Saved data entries
+ + +

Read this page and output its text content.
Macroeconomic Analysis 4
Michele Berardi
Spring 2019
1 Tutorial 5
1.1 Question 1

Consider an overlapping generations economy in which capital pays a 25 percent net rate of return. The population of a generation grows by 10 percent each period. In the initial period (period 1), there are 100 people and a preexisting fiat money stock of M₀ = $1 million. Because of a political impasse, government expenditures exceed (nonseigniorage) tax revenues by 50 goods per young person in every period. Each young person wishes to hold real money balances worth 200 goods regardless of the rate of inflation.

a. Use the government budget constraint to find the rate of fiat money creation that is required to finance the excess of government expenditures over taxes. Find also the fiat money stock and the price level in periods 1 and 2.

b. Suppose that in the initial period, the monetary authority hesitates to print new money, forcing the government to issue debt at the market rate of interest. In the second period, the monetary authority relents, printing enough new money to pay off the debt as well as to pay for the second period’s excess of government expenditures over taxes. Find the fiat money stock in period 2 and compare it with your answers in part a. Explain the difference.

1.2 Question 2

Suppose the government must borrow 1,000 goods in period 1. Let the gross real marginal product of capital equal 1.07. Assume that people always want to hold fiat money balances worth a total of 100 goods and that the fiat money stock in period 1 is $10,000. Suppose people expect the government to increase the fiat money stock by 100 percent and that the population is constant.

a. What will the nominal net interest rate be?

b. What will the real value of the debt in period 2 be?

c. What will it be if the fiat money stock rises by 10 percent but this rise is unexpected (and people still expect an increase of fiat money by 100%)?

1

+ + +

▶ **Your instructions**:
Return, from the data, each line that has the word "hold" in it.

▶ **Task answer**:
Consider an overlapping generations economy in which capital pays a 25 percent net rate of return. The population of a generation grows by 10 percent each period. In the initial period (period 1), there are 100 people and a preexisting fiat money stock of M₀ = $1 million. Because of a political impasse, government expenditures exceed (nonseigniorage) tax revenues by 50 goods per young person in every period. Each young person wishes to hold real money balances worth 200 goods regardless of the rate of inflation.
Suppose the government must borrow 1,000 goods in period 1. Let the gross real marginal product of capital equal 1.07. Assume that people always want to hold fiat money balances worth a total of 100 goods and that the fiat money stock in period 1 is $10,000. Suppose people expect the government to increase the fiat money stock by 100 percent and that the population is constant.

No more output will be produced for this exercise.